TASK OBJECTIVE:
The word "wild" marks the lines to find; copy every such line from the data below.
=== Begin Enclosure ===
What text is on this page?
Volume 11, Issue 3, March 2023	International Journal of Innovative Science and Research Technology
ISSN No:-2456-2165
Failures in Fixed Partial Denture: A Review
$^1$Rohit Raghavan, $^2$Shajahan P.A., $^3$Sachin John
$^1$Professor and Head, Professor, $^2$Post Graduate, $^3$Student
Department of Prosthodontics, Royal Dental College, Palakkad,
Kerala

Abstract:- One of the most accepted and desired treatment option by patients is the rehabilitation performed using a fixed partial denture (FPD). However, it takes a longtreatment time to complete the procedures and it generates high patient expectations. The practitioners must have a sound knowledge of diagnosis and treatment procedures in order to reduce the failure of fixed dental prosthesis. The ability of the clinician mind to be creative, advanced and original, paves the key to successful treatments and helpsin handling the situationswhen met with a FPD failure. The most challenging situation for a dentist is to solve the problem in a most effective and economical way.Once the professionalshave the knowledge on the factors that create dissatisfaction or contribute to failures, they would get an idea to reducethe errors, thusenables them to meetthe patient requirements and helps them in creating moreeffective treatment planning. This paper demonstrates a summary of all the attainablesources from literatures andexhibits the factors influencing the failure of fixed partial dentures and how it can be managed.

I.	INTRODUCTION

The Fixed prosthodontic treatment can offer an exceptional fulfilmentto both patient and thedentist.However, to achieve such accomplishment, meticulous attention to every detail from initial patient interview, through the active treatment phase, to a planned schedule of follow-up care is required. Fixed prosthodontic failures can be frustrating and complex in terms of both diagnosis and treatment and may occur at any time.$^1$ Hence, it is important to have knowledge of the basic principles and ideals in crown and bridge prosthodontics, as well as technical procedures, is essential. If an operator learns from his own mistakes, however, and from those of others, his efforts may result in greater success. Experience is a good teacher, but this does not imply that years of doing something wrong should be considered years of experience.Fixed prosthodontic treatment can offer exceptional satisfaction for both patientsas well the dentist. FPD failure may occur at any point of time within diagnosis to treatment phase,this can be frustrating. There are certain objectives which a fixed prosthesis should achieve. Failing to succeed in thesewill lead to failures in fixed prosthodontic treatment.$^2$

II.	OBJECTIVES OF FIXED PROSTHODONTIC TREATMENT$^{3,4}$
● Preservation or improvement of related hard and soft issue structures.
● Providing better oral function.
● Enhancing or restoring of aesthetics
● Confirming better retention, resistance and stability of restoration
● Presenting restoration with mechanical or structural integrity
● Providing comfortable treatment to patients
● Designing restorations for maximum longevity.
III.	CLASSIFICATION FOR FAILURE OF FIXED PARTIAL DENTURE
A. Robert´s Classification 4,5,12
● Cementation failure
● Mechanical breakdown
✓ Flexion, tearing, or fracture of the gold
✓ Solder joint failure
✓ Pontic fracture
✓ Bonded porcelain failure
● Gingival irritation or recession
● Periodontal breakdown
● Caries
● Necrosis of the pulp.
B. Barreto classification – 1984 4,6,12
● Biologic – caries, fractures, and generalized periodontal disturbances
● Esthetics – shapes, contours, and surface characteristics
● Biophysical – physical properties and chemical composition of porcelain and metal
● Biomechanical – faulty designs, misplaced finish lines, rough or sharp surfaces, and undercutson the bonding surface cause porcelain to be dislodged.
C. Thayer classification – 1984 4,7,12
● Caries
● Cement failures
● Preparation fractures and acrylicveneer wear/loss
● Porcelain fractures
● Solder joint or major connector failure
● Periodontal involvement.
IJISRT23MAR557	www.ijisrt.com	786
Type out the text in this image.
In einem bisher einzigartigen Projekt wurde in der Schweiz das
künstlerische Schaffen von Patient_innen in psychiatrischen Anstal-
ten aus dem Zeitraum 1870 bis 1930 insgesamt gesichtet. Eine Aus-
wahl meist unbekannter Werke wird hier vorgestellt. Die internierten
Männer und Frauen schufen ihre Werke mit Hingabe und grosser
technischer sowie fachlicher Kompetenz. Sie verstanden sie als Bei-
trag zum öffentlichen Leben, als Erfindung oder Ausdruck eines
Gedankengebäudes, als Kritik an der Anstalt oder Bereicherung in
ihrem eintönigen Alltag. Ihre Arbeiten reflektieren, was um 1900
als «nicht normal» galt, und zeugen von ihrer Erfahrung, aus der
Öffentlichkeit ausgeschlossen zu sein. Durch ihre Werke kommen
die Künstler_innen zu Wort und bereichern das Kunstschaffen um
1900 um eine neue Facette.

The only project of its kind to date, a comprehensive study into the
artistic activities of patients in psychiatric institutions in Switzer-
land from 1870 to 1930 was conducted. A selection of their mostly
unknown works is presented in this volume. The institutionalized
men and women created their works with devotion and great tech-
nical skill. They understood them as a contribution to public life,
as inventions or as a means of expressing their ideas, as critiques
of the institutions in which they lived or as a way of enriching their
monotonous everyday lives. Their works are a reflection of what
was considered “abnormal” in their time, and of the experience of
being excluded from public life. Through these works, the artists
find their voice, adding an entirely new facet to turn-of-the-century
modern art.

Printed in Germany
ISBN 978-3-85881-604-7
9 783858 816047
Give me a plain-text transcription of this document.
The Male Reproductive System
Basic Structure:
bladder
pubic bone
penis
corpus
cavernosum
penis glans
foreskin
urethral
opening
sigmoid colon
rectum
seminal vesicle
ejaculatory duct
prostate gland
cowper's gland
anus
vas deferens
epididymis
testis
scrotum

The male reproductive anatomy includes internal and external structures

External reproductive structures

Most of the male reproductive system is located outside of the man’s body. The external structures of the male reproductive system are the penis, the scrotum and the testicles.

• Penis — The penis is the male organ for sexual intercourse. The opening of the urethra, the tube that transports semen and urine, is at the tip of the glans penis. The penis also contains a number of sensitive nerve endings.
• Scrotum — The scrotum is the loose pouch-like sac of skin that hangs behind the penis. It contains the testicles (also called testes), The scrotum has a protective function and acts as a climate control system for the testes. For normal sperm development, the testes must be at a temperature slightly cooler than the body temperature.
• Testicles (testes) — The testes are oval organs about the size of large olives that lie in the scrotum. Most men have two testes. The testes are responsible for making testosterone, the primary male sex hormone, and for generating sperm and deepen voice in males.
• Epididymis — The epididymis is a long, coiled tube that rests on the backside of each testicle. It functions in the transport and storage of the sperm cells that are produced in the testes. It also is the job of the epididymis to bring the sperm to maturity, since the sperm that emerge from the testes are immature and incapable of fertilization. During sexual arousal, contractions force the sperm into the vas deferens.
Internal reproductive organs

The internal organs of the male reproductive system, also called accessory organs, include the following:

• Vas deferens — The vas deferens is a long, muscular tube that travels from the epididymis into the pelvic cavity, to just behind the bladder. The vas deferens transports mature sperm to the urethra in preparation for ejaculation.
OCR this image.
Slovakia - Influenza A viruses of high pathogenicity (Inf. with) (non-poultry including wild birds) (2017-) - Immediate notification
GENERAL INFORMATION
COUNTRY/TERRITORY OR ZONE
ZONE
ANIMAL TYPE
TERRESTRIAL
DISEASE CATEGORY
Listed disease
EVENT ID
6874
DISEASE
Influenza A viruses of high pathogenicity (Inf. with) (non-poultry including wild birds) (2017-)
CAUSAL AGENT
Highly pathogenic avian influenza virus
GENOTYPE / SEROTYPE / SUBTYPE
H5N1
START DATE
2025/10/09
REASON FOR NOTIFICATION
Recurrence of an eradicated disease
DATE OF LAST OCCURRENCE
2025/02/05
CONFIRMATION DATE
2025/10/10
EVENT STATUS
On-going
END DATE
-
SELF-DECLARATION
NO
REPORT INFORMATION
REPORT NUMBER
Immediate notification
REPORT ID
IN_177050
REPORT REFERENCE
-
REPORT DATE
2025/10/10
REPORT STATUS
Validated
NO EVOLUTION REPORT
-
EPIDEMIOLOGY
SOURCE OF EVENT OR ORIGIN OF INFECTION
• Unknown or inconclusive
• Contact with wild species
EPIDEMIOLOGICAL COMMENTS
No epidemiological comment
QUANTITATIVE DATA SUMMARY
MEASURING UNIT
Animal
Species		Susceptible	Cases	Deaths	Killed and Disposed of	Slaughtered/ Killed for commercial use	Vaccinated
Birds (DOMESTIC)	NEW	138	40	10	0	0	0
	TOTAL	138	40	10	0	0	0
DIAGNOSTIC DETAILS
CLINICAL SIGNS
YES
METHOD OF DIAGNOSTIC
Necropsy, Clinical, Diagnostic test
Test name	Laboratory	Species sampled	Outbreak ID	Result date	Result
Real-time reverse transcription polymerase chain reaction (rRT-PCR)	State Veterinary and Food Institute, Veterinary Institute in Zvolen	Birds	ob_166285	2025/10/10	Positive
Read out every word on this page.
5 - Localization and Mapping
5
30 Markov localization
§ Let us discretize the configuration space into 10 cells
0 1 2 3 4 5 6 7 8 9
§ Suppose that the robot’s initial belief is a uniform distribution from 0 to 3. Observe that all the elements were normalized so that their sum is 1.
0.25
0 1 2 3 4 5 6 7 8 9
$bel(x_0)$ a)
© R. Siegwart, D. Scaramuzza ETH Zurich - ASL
=== End Enclosure ===
RESPONSE:
Slovakia - Influenza A viruses of high pathogenicity (Inf. with) (non-poultry including wild birds) (2017-) - Immediate notification
Influenza A viruses of high pathogenicity (Inf. with) (non-poultry including wild birds) (2017-)
• Contact with wild species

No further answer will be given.